───── Material shown ─────
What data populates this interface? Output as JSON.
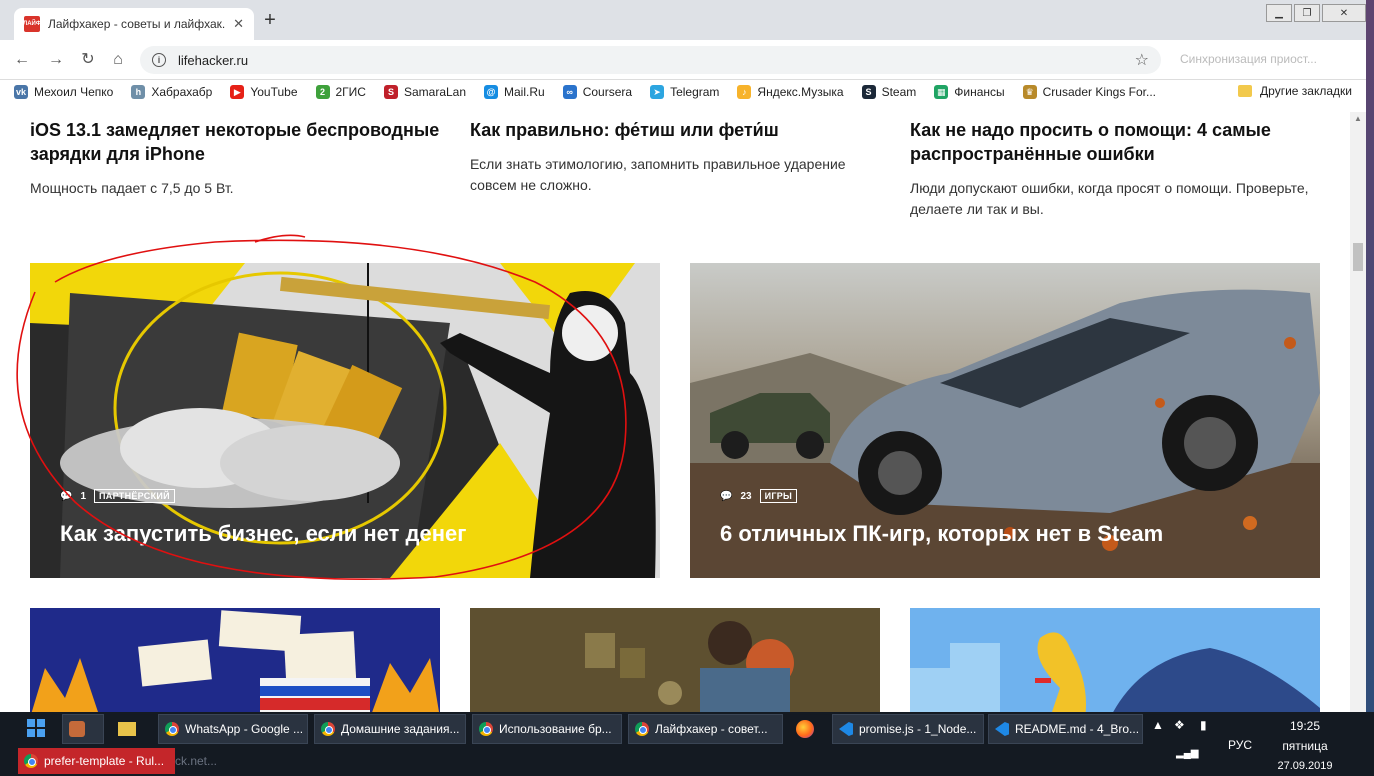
{
  "browser": {
    "tab_title": "Лайфхакер - советы и лайфхак...",
    "tab_close": "✕",
    "new_tab": "+",
    "url": "lifehacker.ru",
    "profile_hint": "Синхронизация приост..."
  },
  "bookmarks": [
    {
      "label": "Мехоил Чепко",
      "icon": "vk-icon",
      "color": "#4a76a8",
      "glyph": "vk"
    },
    {
      "label": "Хабрахабр",
      "icon": "habr-icon",
      "color": "#6f8fa8",
      "glyph": "h"
    },
    {
      "label": "YouTube",
      "icon": "youtube-icon",
      "color": "#e62117",
      "glyph": "▶"
    },
    {
      "label": "2ГИС",
      "icon": "2gis-icon",
      "color": "#3ea13b",
      "glyph": "2"
    },
    {
      "label": "SamaraLan",
      "icon": "samaralan-icon",
      "color": "#c0202a",
      "glyph": "S"
    },
    {
      "label": "Mail.Ru",
      "icon": "mailru-icon",
      "color": "#168de2",
      "glyph": "@"
    },
    {
      "label": "Coursera",
      "icon": "coursera-icon",
      "color": "#2a73cc",
      "glyph": "∞"
    },
    {
      "label": "Telegram",
      "icon": "telegram-icon",
      "color": "#2ca5e0",
      "glyph": "➤"
    },
    {
      "label": "Яндекс.Музыка",
      "icon": "yandex-music-icon",
      "color": "#f7b32b",
      "glyph": "♪"
    },
    {
      "label": "Steam",
      "icon": "steam-icon",
      "color": "#1b2838",
      "glyph": "S"
    },
    {
      "label": "Финансы",
      "icon": "finance-icon",
      "color": "#20a464",
      "glyph": "▦"
    },
    {
      "label": "Crusader Kings For...",
      "icon": "crusader-kings-icon",
      "color": "#b88a2a",
      "glyph": "♛"
    }
  ],
  "other_bookmarks": "Другие закладки",
  "articles_top": [
    {
      "title": "iOS 13.1 замедляет некоторые беспроводные зарядки для iPhone",
      "summary": "Мощность падает с 7,5 до 5 Вт."
    },
    {
      "title": "Как правильно: фе́тиш или фети́ш",
      "summary": "Если знать этимологию, запомнить правильное ударение совсем не сложно."
    },
    {
      "title": "Как не надо просить о помощи: 4 самые распространённые ошибки",
      "summary": "Люди допускают ошибки, когда просят о помощи. Проверьте, делаете ли так и вы."
    }
  ],
  "cards_big": [
    {
      "comments": "1",
      "tag": "ПАРТНЁРСКИЙ",
      "title": "Как запустить бизнес, если нет денег"
    },
    {
      "comments": "23",
      "tag": "ИГРЫ",
      "title": "6 отличных ПК-игр, которых нет в Steam"
    }
  ],
  "taskbar": {
    "items": [
      {
        "label": "WhatsApp - Google ...",
        "icon": "chrome-icon"
      },
      {
        "label": "Домашние задания...",
        "icon": "chrome-icon"
      },
      {
        "label": "Использование бр...",
        "icon": "chrome-icon"
      },
      {
        "label": "Лайфхакер - совет...",
        "icon": "chrome-icon"
      },
      {
        "label": "promise.js - 1_Node...",
        "icon": "vscode-icon"
      },
      {
        "label": "README.md - 4_Bro...",
        "icon": "vscode-icon"
      }
    ],
    "second_row": "prefer-template - Rul...",
    "second_row_faded": "ck.net...",
    "lang": "РУС",
    "time": "19:25",
    "day": "пятница",
    "date": "27.09.2019"
  }
}
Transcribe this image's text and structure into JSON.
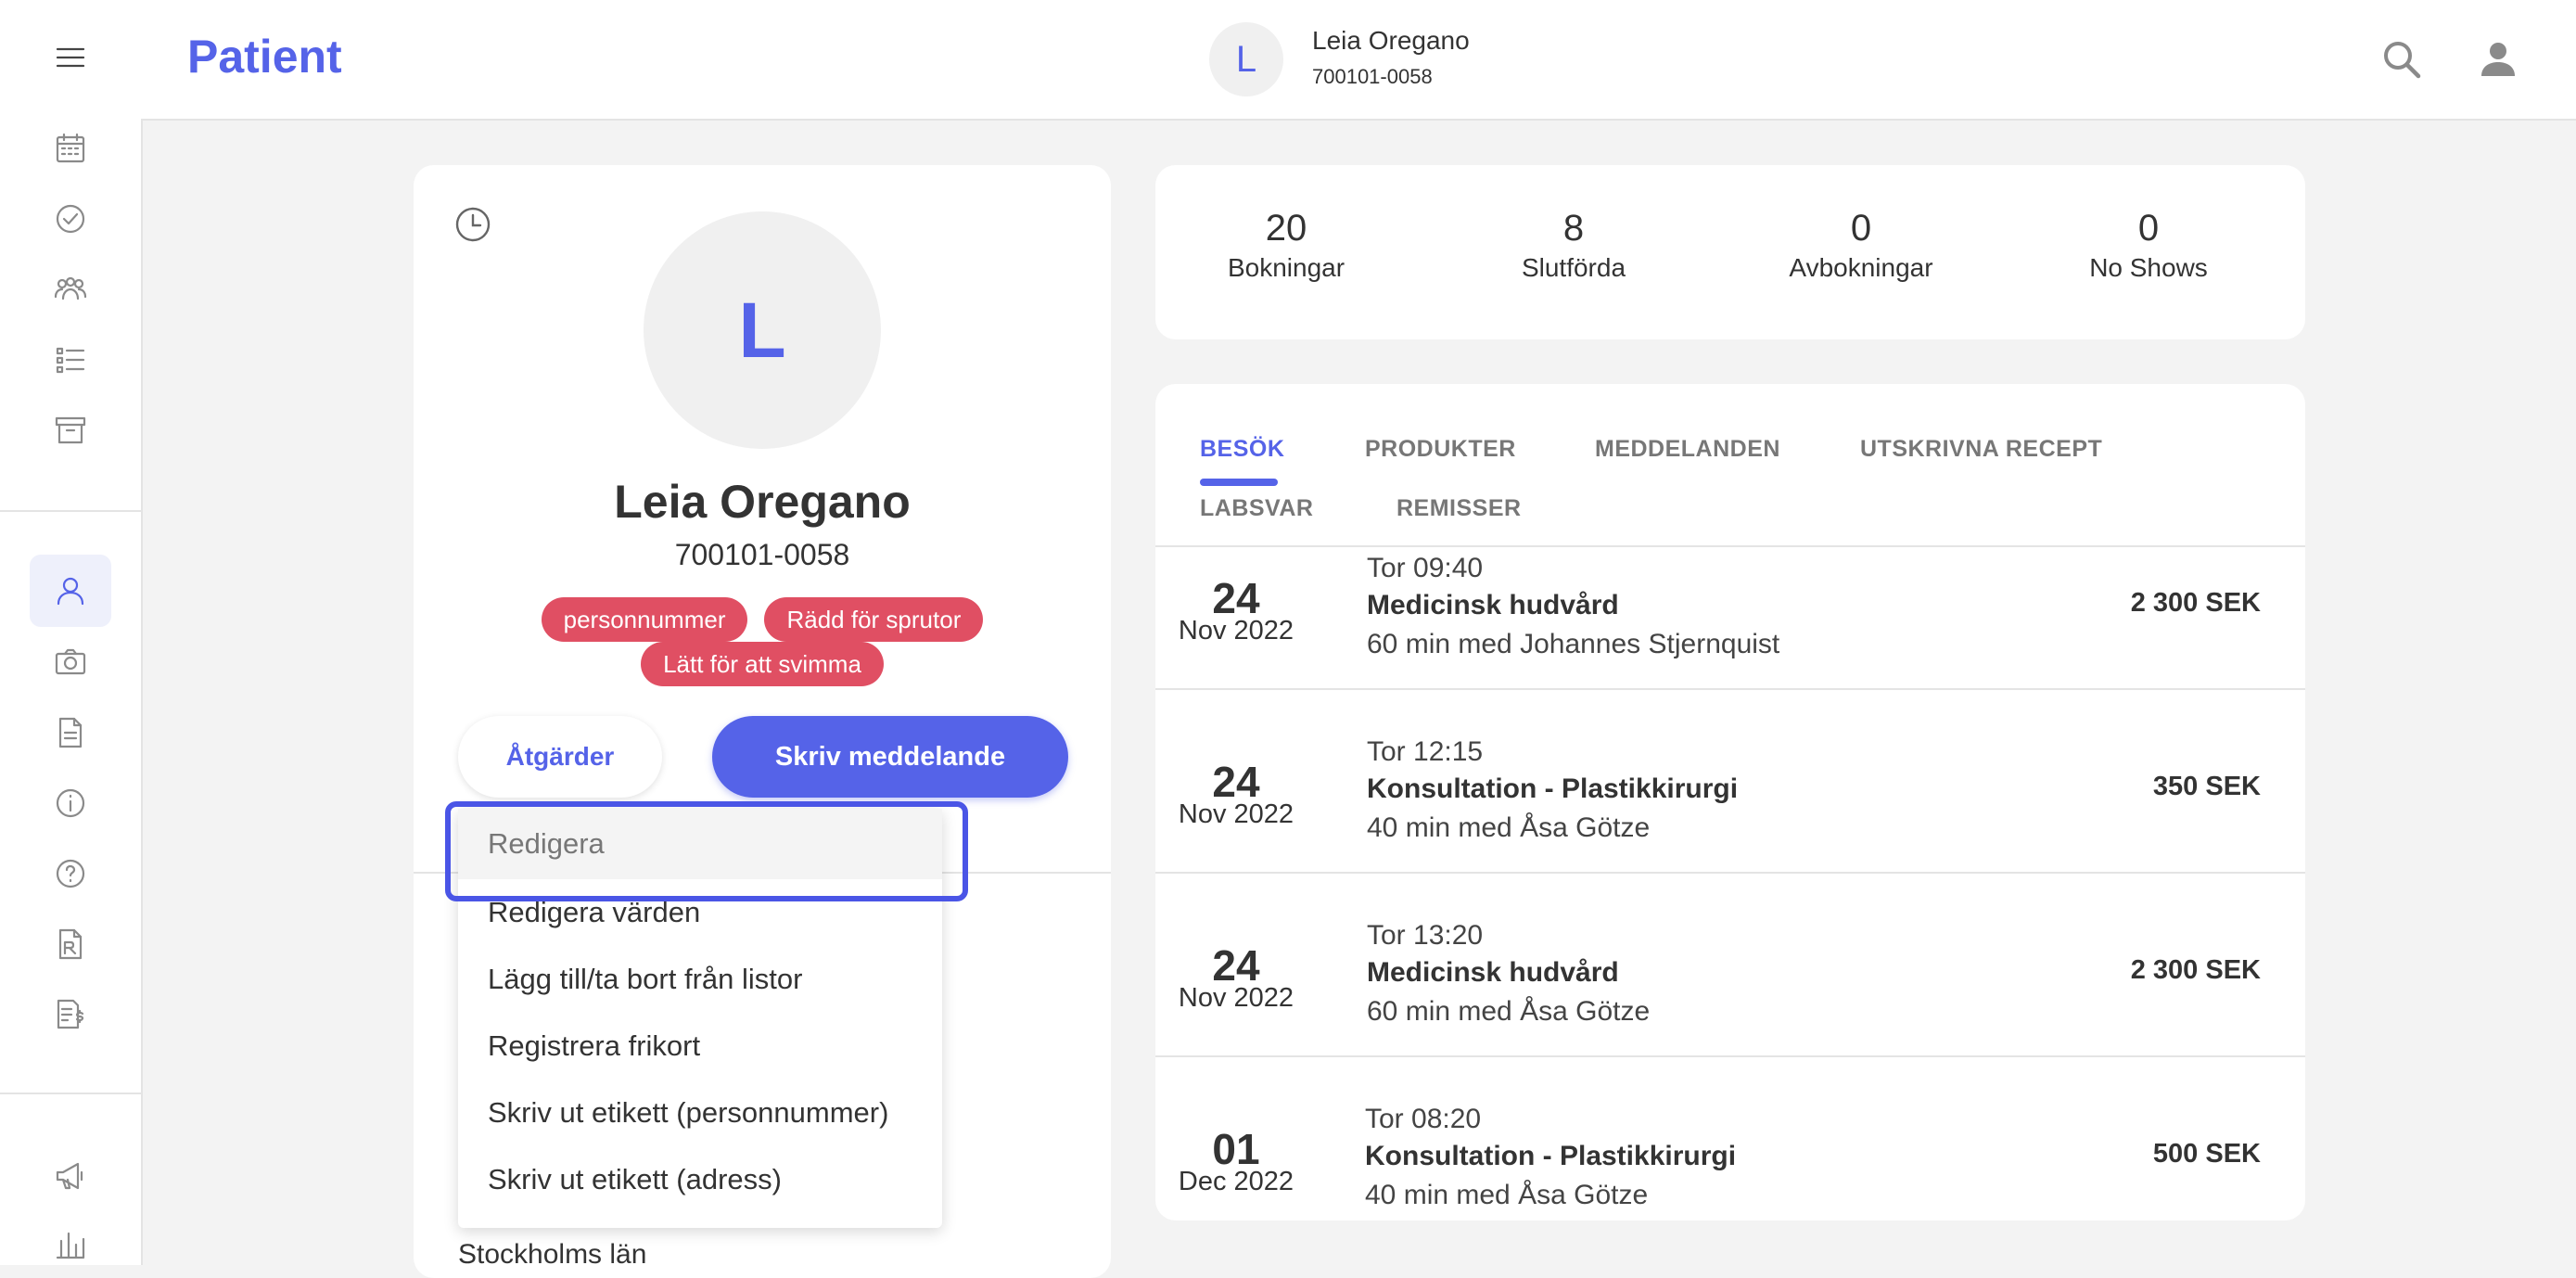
{
  "header": {
    "title": "Patient",
    "patient_initial": "L",
    "patient_name": "Leia Oregano",
    "patient_pnr": "700101-0058"
  },
  "rail": {
    "icons": [
      "menu-icon",
      "calendar-icon",
      "check-circle-icon",
      "group-icon",
      "list-icon",
      "archive-icon",
      "user-icon",
      "camera-icon",
      "document-icon",
      "info-icon",
      "help-icon",
      "prescription-icon",
      "invoice-icon",
      "megaphone-icon",
      "bar-chart-icon"
    ],
    "active": "user-icon"
  },
  "patient": {
    "initial": "L",
    "name": "Leia Oregano",
    "pnr": "700101-0058",
    "tags": [
      "personnummer",
      "Rädd för sprutor",
      "Lätt för att svimma"
    ],
    "actions_label": "Åtgärder",
    "message_label": "Skriv meddelande",
    "county": "Stockholms län"
  },
  "actions_menu": {
    "items": [
      "Redigera",
      "Redigera värden",
      "Lägg till/ta bort från listor",
      "Registrera frikort",
      "Skriv ut etikett (personnummer)",
      "Skriv ut etikett (adress)"
    ],
    "highlighted": "Redigera"
  },
  "stats": [
    {
      "value": "20",
      "label": "Bokningar"
    },
    {
      "value": "8",
      "label": "Slutförda"
    },
    {
      "value": "0",
      "label": "Avbokningar"
    },
    {
      "value": "0",
      "label": "No Shows"
    }
  ],
  "tabs": [
    {
      "label": "BESÖK",
      "active": true
    },
    {
      "label": "PRODUKTER",
      "active": false
    },
    {
      "label": "MEDDELANDEN",
      "active": false
    },
    {
      "label": "UTSKRIVNA RECEPT",
      "active": false
    },
    {
      "label": "LABSVAR",
      "active": false
    },
    {
      "label": "REMISSER",
      "active": false
    }
  ],
  "visits": [
    {
      "day": "24",
      "month": "Nov 2022",
      "time": "Tor 09:40",
      "service": "Medicinsk hudvård",
      "duration": "60 min med Johannes Stjernquist",
      "price": "2 300 SEK"
    },
    {
      "day": "24",
      "month": "Nov 2022",
      "time": "Tor 12:15",
      "service": "Konsultation - Plastikkirurgi",
      "duration": "40 min med Åsa Götze",
      "price": "350 SEK"
    },
    {
      "day": "24",
      "month": "Nov 2022",
      "time": "Tor 13:20",
      "service": "Medicinsk hudvård",
      "duration": "60 min med Åsa Götze",
      "price": "2 300 SEK"
    },
    {
      "day": "01",
      "month": "Dec 2022",
      "time": "Tor 08:20",
      "service": "Konsultation - Plastikkirurgi",
      "duration": "40 min med Åsa Götze",
      "price": "500 SEK"
    }
  ],
  "colors": {
    "accent": "#5563e8",
    "tag": "#e04f63",
    "background": "#f3f3f3"
  }
}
─────
→ Request: Write out the entries again, exactly as given, skipping any images.

→ Solution to the exercise:
What data populates this interface? Output as JSON.
{
  "browser": {
    "tab_title": "Лайфхакер - советы и лайфхак...",
    "tab_close": "✕",
    "new_tab": "+",
    "url": "lifehacker.ru",
    "profile_hint": "Синхронизация приост..."
  },
  "bookmarks": [
    {
      "label": "Мехоил Чепко",
      "icon": "vk-icon",
      "color": "#4a76a8",
      "glyph": "vk"
    },
    {
      "label": "Хабрахабр",
      "icon": "habr-icon",
      "color": "#6f8fa8",
      "glyph": "h"
    },
    {
      "label": "YouTube",
      "icon": "youtube-icon",
      "color": "#e62117",
      "glyph": "▶"
    },
    {
      "label": "2ГИС",
      "icon": "2gis-icon",
      "color": "#3ea13b",
      "glyph": "2"
    },
    {
      "label": "SamaraLan",
      "icon": "samaralan-icon",
      "color": "#c0202a",
      "glyph": "S"
    },
    {
      "label": "Mail.Ru",
      "icon": "mailru-icon",
      "color": "#168de2",
      "glyph": "@"
    },
    {
      "label": "Coursera",
      "icon": "coursera-icon",
      "color": "#2a73cc",
      "glyph": "∞"
    },
    {
      "label": "Telegram",
      "icon": "telegram-icon",
      "color": "#2ca5e0",
      "glyph": "➤"
    },
    {
      "label": "Яндекс.Музыка",
      "icon": "yandex-music-icon",
      "color": "#f7b32b",
      "glyph": "♪"
    },
    {
      "label": "Steam",
      "icon": "steam-icon",
      "color": "#1b2838",
      "glyph": "S"
    },
    {
      "label": "Финансы",
      "icon": "finance-icon",
      "color": "#20a464",
      "glyph": "▦"
    },
    {
      "label": "Crusader Kings For...",
      "icon": "crusader-kings-icon",
      "color": "#b88a2a",
      "glyph": "♛"
    }
  ],
  "other_bookmarks": "Другие закладки",
  "articles_top": [
    {
      "title": "iOS 13.1 замедляет некоторые беспроводные зарядки для iPhone",
      "summary": "Мощность падает с 7,5 до 5 Вт."
    },
    {
      "title": "Как правильно: фе́тиш или фети́ш",
      "summary": "Если знать этимологию, запомнить правильное ударение совсем не сложно."
    },
    {
      "title": "Как не надо просить о помощи: 4 самые распространённые ошибки",
      "summary": "Люди допускают ошибки, когда просят о помощи. Проверьте, делаете ли так и вы."
    }
  ],
  "cards_big": [
    {
      "comments": "1",
      "tag": "ПАРТНЁРСКИЙ",
      "title": "Как запустить бизнес, если нет денег"
    },
    {
      "comments": "23",
      "tag": "ИГРЫ",
      "title": "6 отличных ПК-игр, которых нет в Steam"
    }
  ],
  "taskbar": {
    "items": [
      {
        "label": "WhatsApp - Google ...",
        "icon": "chrome-icon"
      },
      {
        "label": "Домашние задания...",
        "icon": "chrome-icon"
      },
      {
        "label": "Использование бр...",
        "icon": "chrome-icon"
      },
      {
        "label": "Лайфхакер - совет...",
        "icon": "chrome-icon"
      },
      {
        "label": "promise.js - 1_Node...",
        "icon": "vscode-icon"
      },
      {
        "label": "README.md - 4_Bro...",
        "icon": "vscode-icon"
      }
    ],
    "second_row": "prefer-template - Rul...",
    "second_row_faded": "ck.net...",
    "lang": "РУС",
    "time": "19:25",
    "day": "пятница",
    "date": "27.09.2019"
  }
}
Transcribe this image's text and structure into JSON.
{
  "header": {
    "title": "Patient",
    "patient_initial": "L",
    "patient_name": "Leia Oregano",
    "patient_pnr": "700101-0058"
  },
  "rail": {
    "icons": [
      "menu-icon",
      "calendar-icon",
      "check-circle-icon",
      "group-icon",
      "list-icon",
      "archive-icon",
      "user-icon",
      "camera-icon",
      "document-icon",
      "info-icon",
      "help-icon",
      "prescription-icon",
      "invoice-icon",
      "megaphone-icon",
      "bar-chart-icon"
    ],
    "active": "user-icon"
  },
  "patient": {
    "initial": "L",
    "name": "Leia Oregano",
    "pnr": "700101-0058",
    "tags": [
      "personnummer",
      "Rädd för sprutor",
      "Lätt för att svimma"
    ],
    "actions_label": "Åtgärder",
    "message_label": "Skriv meddelande",
    "county": "Stockholms län"
  },
  "actions_menu": {
    "items": [
      "Redigera",
      "Redigera värden",
      "Lägg till/ta bort från listor",
      "Registrera frikort",
      "Skriv ut etikett (personnummer)",
      "Skriv ut etikett (adress)"
    ],
    "highlighted": "Redigera"
  },
  "stats": [
    {
      "value": "20",
      "label": "Bokningar"
    },
    {
      "value": "8",
      "label": "Slutförda"
    },
    {
      "value": "0",
      "label": "Avbokningar"
    },
    {
      "value": "0",
      "label": "No Shows"
    }
  ],
  "tabs": [
    {
      "label": "BESÖK",
      "active": true
    },
    {
      "label": "PRODUKTER",
      "active": false
    },
    {
      "label": "MEDDELANDEN",
      "active": false
    },
    {
      "label": "UTSKRIVNA RECEPT",
      "active": false
    },
    {
      "label": "LABSVAR",
      "active": false
    },
    {
      "label": "REMISSER",
      "active": false
    }
  ],
  "visits": [
    {
      "day": "24",
      "month": "Nov 2022",
      "time": "Tor 09:40",
      "service": "Medicinsk hudvård",
      "duration": "60 min med Johannes Stjernquist",
      "price": "2 300 SEK"
    },
    {
      "day": "24",
      "month": "Nov 2022",
      "time": "Tor 12:15",
      "service": "Konsultation - Plastikkirurgi",
      "duration": "40 min med Åsa Götze",
      "price": "350 SEK"
    },
    {
      "day": "24",
      "month": "Nov 2022",
      "time": "Tor 13:20",
      "service": "Medicinsk hudvård",
      "duration": "60 min med Åsa Götze",
      "price": "2 300 SEK"
    },
    {
      "day": "01",
      "month": "Dec 2022",
      "time": "Tor 08:20",
      "service": "Konsultation - Plastikkirurgi",
      "duration": "40 min med Åsa Götze",
      "price": "500 SEK"
    }
  ],
  "colors": {
    "accent": "#5563e8",
    "tag": "#e04f63",
    "background": "#f3f3f3"
  }
}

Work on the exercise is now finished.